* **Objective**: Quote the records below in full, exactly as given, with the images taken out.

[Begin]

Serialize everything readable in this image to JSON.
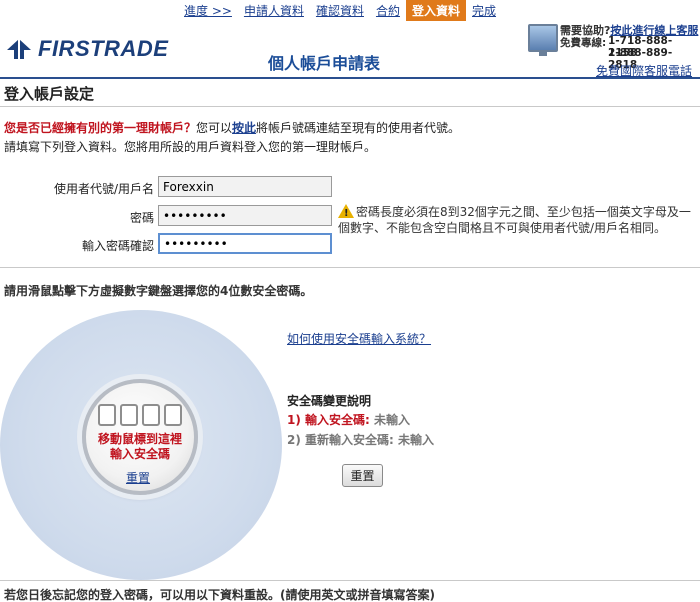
{
  "nav": {
    "items": [
      {
        "label": "進度 >>",
        "active": false
      },
      {
        "label": "申請人資料",
        "active": false
      },
      {
        "label": "確認資料",
        "active": false
      },
      {
        "label": "合約",
        "active": false
      },
      {
        "label": "登入資料",
        "active": true
      },
      {
        "label": "完成",
        "active": false
      }
    ]
  },
  "logo": {
    "text": "FIRSTRADE"
  },
  "header": {
    "form_title": "個人帳戶申請表"
  },
  "help": {
    "question": "需要協助?",
    "live_chat_link": "按此進行線上客服",
    "tollfree_label": "免費專線:",
    "phone1": "1-718-888-2158",
    "phone2": "1-888-889-2818",
    "intl_link": "免費國際客服電話"
  },
  "section": {
    "title": "登入帳戶設定"
  },
  "intro": {
    "question": "您是否已經擁有別的第一理財帳戶？",
    "part2": "您可以",
    "link": "按此",
    "part3": "將帳戶號碼連結至現有的使用者代號。",
    "line2": "請填寫下列登入資料。您將用所設的用戶資料登入您的第一理財帳戶。"
  },
  "form": {
    "username_label": "使用者代號/用戶名",
    "username_value": "Forexxin",
    "password_label": "密碼",
    "password_value": "•••••••••",
    "confirm_label": "輸入密碼確認",
    "confirm_value": "•••••••••"
  },
  "warning": {
    "text": "密碼長度必須在8到32個字元之間、至少包括一個英文字母及一個數字、不能包含空白間格且不可與使用者代號/用戶名相同。"
  },
  "keypad": {
    "instruction": "請用滑鼠點擊下方虛擬數字鍵盤選擇您的4位數安全密碼。",
    "move_here_line1": "移動鼠標到這裡",
    "move_here_line2": "輸入安全碼",
    "reset_link": "重置"
  },
  "security": {
    "how_link": "如何使用安全碼輸入系統？",
    "change_title": "安全碼變更說明",
    "step1_label": "1) 輸入安全碼:",
    "step1_status": "未輸入",
    "step2_label": "2) 重新輸入安全碼:",
    "step2_status": "未輸入",
    "reset_button": "重置"
  },
  "footer": {
    "text": "若您日後忘記您的登入密碼，可以用以下資料重設。(請使用英文或拼音填寫答案)"
  },
  "colors": {
    "brand_blue": "#1c3f7a",
    "accent_orange": "#e07a1a",
    "alert_red": "#c0141f",
    "link_blue": "#1b3f8f"
  }
}
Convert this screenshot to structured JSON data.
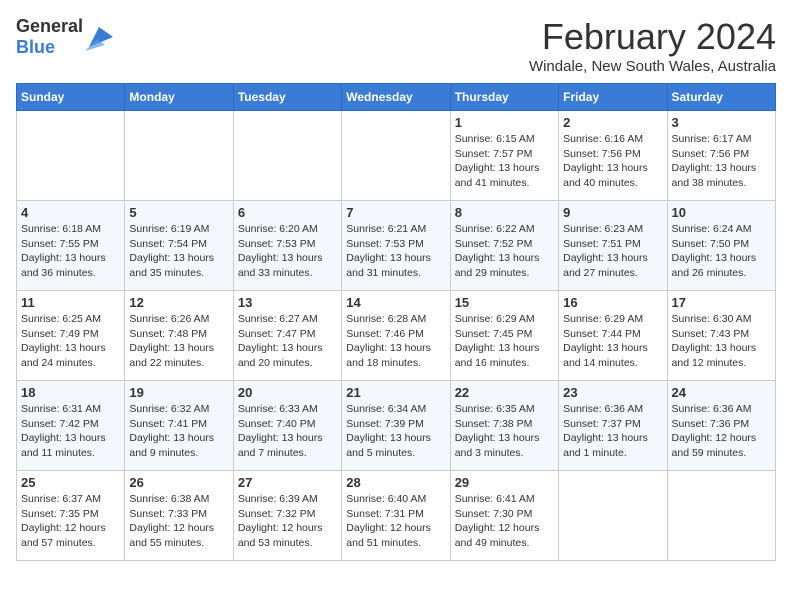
{
  "header": {
    "logo_general": "General",
    "logo_blue": "Blue",
    "month_year": "February 2024",
    "location": "Windale, New South Wales, Australia"
  },
  "calendar": {
    "days_of_week": [
      "Sunday",
      "Monday",
      "Tuesday",
      "Wednesday",
      "Thursday",
      "Friday",
      "Saturday"
    ],
    "weeks": [
      [
        {
          "day": "",
          "info": ""
        },
        {
          "day": "",
          "info": ""
        },
        {
          "day": "",
          "info": ""
        },
        {
          "day": "",
          "info": ""
        },
        {
          "day": "1",
          "info": "Sunrise: 6:15 AM\nSunset: 7:57 PM\nDaylight: 13 hours\nand 41 minutes."
        },
        {
          "day": "2",
          "info": "Sunrise: 6:16 AM\nSunset: 7:56 PM\nDaylight: 13 hours\nand 40 minutes."
        },
        {
          "day": "3",
          "info": "Sunrise: 6:17 AM\nSunset: 7:56 PM\nDaylight: 13 hours\nand 38 minutes."
        }
      ],
      [
        {
          "day": "4",
          "info": "Sunrise: 6:18 AM\nSunset: 7:55 PM\nDaylight: 13 hours\nand 36 minutes."
        },
        {
          "day": "5",
          "info": "Sunrise: 6:19 AM\nSunset: 7:54 PM\nDaylight: 13 hours\nand 35 minutes."
        },
        {
          "day": "6",
          "info": "Sunrise: 6:20 AM\nSunset: 7:53 PM\nDaylight: 13 hours\nand 33 minutes."
        },
        {
          "day": "7",
          "info": "Sunrise: 6:21 AM\nSunset: 7:53 PM\nDaylight: 13 hours\nand 31 minutes."
        },
        {
          "day": "8",
          "info": "Sunrise: 6:22 AM\nSunset: 7:52 PM\nDaylight: 13 hours\nand 29 minutes."
        },
        {
          "day": "9",
          "info": "Sunrise: 6:23 AM\nSunset: 7:51 PM\nDaylight: 13 hours\nand 27 minutes."
        },
        {
          "day": "10",
          "info": "Sunrise: 6:24 AM\nSunset: 7:50 PM\nDaylight: 13 hours\nand 26 minutes."
        }
      ],
      [
        {
          "day": "11",
          "info": "Sunrise: 6:25 AM\nSunset: 7:49 PM\nDaylight: 13 hours\nand 24 minutes."
        },
        {
          "day": "12",
          "info": "Sunrise: 6:26 AM\nSunset: 7:48 PM\nDaylight: 13 hours\nand 22 minutes."
        },
        {
          "day": "13",
          "info": "Sunrise: 6:27 AM\nSunset: 7:47 PM\nDaylight: 13 hours\nand 20 minutes."
        },
        {
          "day": "14",
          "info": "Sunrise: 6:28 AM\nSunset: 7:46 PM\nDaylight: 13 hours\nand 18 minutes."
        },
        {
          "day": "15",
          "info": "Sunrise: 6:29 AM\nSunset: 7:45 PM\nDaylight: 13 hours\nand 16 minutes."
        },
        {
          "day": "16",
          "info": "Sunrise: 6:29 AM\nSunset: 7:44 PM\nDaylight: 13 hours\nand 14 minutes."
        },
        {
          "day": "17",
          "info": "Sunrise: 6:30 AM\nSunset: 7:43 PM\nDaylight: 13 hours\nand 12 minutes."
        }
      ],
      [
        {
          "day": "18",
          "info": "Sunrise: 6:31 AM\nSunset: 7:42 PM\nDaylight: 13 hours\nand 11 minutes."
        },
        {
          "day": "19",
          "info": "Sunrise: 6:32 AM\nSunset: 7:41 PM\nDaylight: 13 hours\nand 9 minutes."
        },
        {
          "day": "20",
          "info": "Sunrise: 6:33 AM\nSunset: 7:40 PM\nDaylight: 13 hours\nand 7 minutes."
        },
        {
          "day": "21",
          "info": "Sunrise: 6:34 AM\nSunset: 7:39 PM\nDaylight: 13 hours\nand 5 minutes."
        },
        {
          "day": "22",
          "info": "Sunrise: 6:35 AM\nSunset: 7:38 PM\nDaylight: 13 hours\nand 3 minutes."
        },
        {
          "day": "23",
          "info": "Sunrise: 6:36 AM\nSunset: 7:37 PM\nDaylight: 13 hours\nand 1 minute."
        },
        {
          "day": "24",
          "info": "Sunrise: 6:36 AM\nSunset: 7:36 PM\nDaylight: 12 hours\nand 59 minutes."
        }
      ],
      [
        {
          "day": "25",
          "info": "Sunrise: 6:37 AM\nSunset: 7:35 PM\nDaylight: 12 hours\nand 57 minutes."
        },
        {
          "day": "26",
          "info": "Sunrise: 6:38 AM\nSunset: 7:33 PM\nDaylight: 12 hours\nand 55 minutes."
        },
        {
          "day": "27",
          "info": "Sunrise: 6:39 AM\nSunset: 7:32 PM\nDaylight: 12 hours\nand 53 minutes."
        },
        {
          "day": "28",
          "info": "Sunrise: 6:40 AM\nSunset: 7:31 PM\nDaylight: 12 hours\nand 51 minutes."
        },
        {
          "day": "29",
          "info": "Sunrise: 6:41 AM\nSunset: 7:30 PM\nDaylight: 12 hours\nand 49 minutes."
        },
        {
          "day": "",
          "info": ""
        },
        {
          "day": "",
          "info": ""
        }
      ]
    ]
  }
}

[End]

* **Output of the exercise**:
Serialize everything readable in this image to JSON.
{
  "nav": {
    "items": [
      {
        "label": "進度 >>",
        "active": false
      },
      {
        "label": "申請人資料",
        "active": false
      },
      {
        "label": "確認資料",
        "active": false
      },
      {
        "label": "合約",
        "active": false
      },
      {
        "label": "登入資料",
        "active": true
      },
      {
        "label": "完成",
        "active": false
      }
    ]
  },
  "logo": {
    "text": "FIRSTRADE"
  },
  "header": {
    "form_title": "個人帳戶申請表"
  },
  "help": {
    "question": "需要協助?",
    "live_chat_link": "按此進行線上客服",
    "tollfree_label": "免費專線:",
    "phone1": "1-718-888-2158",
    "phone2": "1-888-889-2818",
    "intl_link": "免費國際客服電話"
  },
  "section": {
    "title": "登入帳戶設定"
  },
  "intro": {
    "question": "您是否已經擁有別的第一理財帳戶？",
    "part2": "您可以",
    "link": "按此",
    "part3": "將帳戶號碼連結至現有的使用者代號。",
    "line2": "請填寫下列登入資料。您將用所設的用戶資料登入您的第一理財帳戶。"
  },
  "form": {
    "username_label": "使用者代號/用戶名",
    "username_value": "Forexxin",
    "password_label": "密碼",
    "password_value": "•••••••••",
    "confirm_label": "輸入密碼確認",
    "confirm_value": "•••••••••"
  },
  "warning": {
    "text": "密碼長度必須在8到32個字元之間、至少包括一個英文字母及一個數字、不能包含空白間格且不可與使用者代號/用戶名相同。"
  },
  "keypad": {
    "instruction": "請用滑鼠點擊下方虛擬數字鍵盤選擇您的4位數安全密碼。",
    "move_here_line1": "移動鼠標到這裡",
    "move_here_line2": "輸入安全碼",
    "reset_link": "重置"
  },
  "security": {
    "how_link": "如何使用安全碼輸入系統？",
    "change_title": "安全碼變更說明",
    "step1_label": "1) 輸入安全碼:",
    "step1_status": "未輸入",
    "step2_label": "2) 重新輸入安全碼:",
    "step2_status": "未輸入",
    "reset_button": "重置"
  },
  "footer": {
    "text": "若您日後忘記您的登入密碼，可以用以下資料重設。(請使用英文或拼音填寫答案)"
  },
  "colors": {
    "brand_blue": "#1c3f7a",
    "accent_orange": "#e07a1a",
    "alert_red": "#c0141f",
    "link_blue": "#1b3f8f"
  }
}
Convert this screenshot to structured JSON data.
{
  "header": {
    "logo_general": "General",
    "logo_blue": "Blue",
    "month_year": "February 2024",
    "location": "Windale, New South Wales, Australia"
  },
  "calendar": {
    "days_of_week": [
      "Sunday",
      "Monday",
      "Tuesday",
      "Wednesday",
      "Thursday",
      "Friday",
      "Saturday"
    ],
    "weeks": [
      [
        {
          "day": "",
          "info": ""
        },
        {
          "day": "",
          "info": ""
        },
        {
          "day": "",
          "info": ""
        },
        {
          "day": "",
          "info": ""
        },
        {
          "day": "1",
          "info": "Sunrise: 6:15 AM\nSunset: 7:57 PM\nDaylight: 13 hours\nand 41 minutes."
        },
        {
          "day": "2",
          "info": "Sunrise: 6:16 AM\nSunset: 7:56 PM\nDaylight: 13 hours\nand 40 minutes."
        },
        {
          "day": "3",
          "info": "Sunrise: 6:17 AM\nSunset: 7:56 PM\nDaylight: 13 hours\nand 38 minutes."
        }
      ],
      [
        {
          "day": "4",
          "info": "Sunrise: 6:18 AM\nSunset: 7:55 PM\nDaylight: 13 hours\nand 36 minutes."
        },
        {
          "day": "5",
          "info": "Sunrise: 6:19 AM\nSunset: 7:54 PM\nDaylight: 13 hours\nand 35 minutes."
        },
        {
          "day": "6",
          "info": "Sunrise: 6:20 AM\nSunset: 7:53 PM\nDaylight: 13 hours\nand 33 minutes."
        },
        {
          "day": "7",
          "info": "Sunrise: 6:21 AM\nSunset: 7:53 PM\nDaylight: 13 hours\nand 31 minutes."
        },
        {
          "day": "8",
          "info": "Sunrise: 6:22 AM\nSunset: 7:52 PM\nDaylight: 13 hours\nand 29 minutes."
        },
        {
          "day": "9",
          "info": "Sunrise: 6:23 AM\nSunset: 7:51 PM\nDaylight: 13 hours\nand 27 minutes."
        },
        {
          "day": "10",
          "info": "Sunrise: 6:24 AM\nSunset: 7:50 PM\nDaylight: 13 hours\nand 26 minutes."
        }
      ],
      [
        {
          "day": "11",
          "info": "Sunrise: 6:25 AM\nSunset: 7:49 PM\nDaylight: 13 hours\nand 24 minutes."
        },
        {
          "day": "12",
          "info": "Sunrise: 6:26 AM\nSunset: 7:48 PM\nDaylight: 13 hours\nand 22 minutes."
        },
        {
          "day": "13",
          "info": "Sunrise: 6:27 AM\nSunset: 7:47 PM\nDaylight: 13 hours\nand 20 minutes."
        },
        {
          "day": "14",
          "info": "Sunrise: 6:28 AM\nSunset: 7:46 PM\nDaylight: 13 hours\nand 18 minutes."
        },
        {
          "day": "15",
          "info": "Sunrise: 6:29 AM\nSunset: 7:45 PM\nDaylight: 13 hours\nand 16 minutes."
        },
        {
          "day": "16",
          "info": "Sunrise: 6:29 AM\nSunset: 7:44 PM\nDaylight: 13 hours\nand 14 minutes."
        },
        {
          "day": "17",
          "info": "Sunrise: 6:30 AM\nSunset: 7:43 PM\nDaylight: 13 hours\nand 12 minutes."
        }
      ],
      [
        {
          "day": "18",
          "info": "Sunrise: 6:31 AM\nSunset: 7:42 PM\nDaylight: 13 hours\nand 11 minutes."
        },
        {
          "day": "19",
          "info": "Sunrise: 6:32 AM\nSunset: 7:41 PM\nDaylight: 13 hours\nand 9 minutes."
        },
        {
          "day": "20",
          "info": "Sunrise: 6:33 AM\nSunset: 7:40 PM\nDaylight: 13 hours\nand 7 minutes."
        },
        {
          "day": "21",
          "info": "Sunrise: 6:34 AM\nSunset: 7:39 PM\nDaylight: 13 hours\nand 5 minutes."
        },
        {
          "day": "22",
          "info": "Sunrise: 6:35 AM\nSunset: 7:38 PM\nDaylight: 13 hours\nand 3 minutes."
        },
        {
          "day": "23",
          "info": "Sunrise: 6:36 AM\nSunset: 7:37 PM\nDaylight: 13 hours\nand 1 minute."
        },
        {
          "day": "24",
          "info": "Sunrise: 6:36 AM\nSunset: 7:36 PM\nDaylight: 12 hours\nand 59 minutes."
        }
      ],
      [
        {
          "day": "25",
          "info": "Sunrise: 6:37 AM\nSunset: 7:35 PM\nDaylight: 12 hours\nand 57 minutes."
        },
        {
          "day": "26",
          "info": "Sunrise: 6:38 AM\nSunset: 7:33 PM\nDaylight: 12 hours\nand 55 minutes."
        },
        {
          "day": "27",
          "info": "Sunrise: 6:39 AM\nSunset: 7:32 PM\nDaylight: 12 hours\nand 53 minutes."
        },
        {
          "day": "28",
          "info": "Sunrise: 6:40 AM\nSunset: 7:31 PM\nDaylight: 12 hours\nand 51 minutes."
        },
        {
          "day": "29",
          "info": "Sunrise: 6:41 AM\nSunset: 7:30 PM\nDaylight: 12 hours\nand 49 minutes."
        },
        {
          "day": "",
          "info": ""
        },
        {
          "day": "",
          "info": ""
        }
      ]
    ]
  }
}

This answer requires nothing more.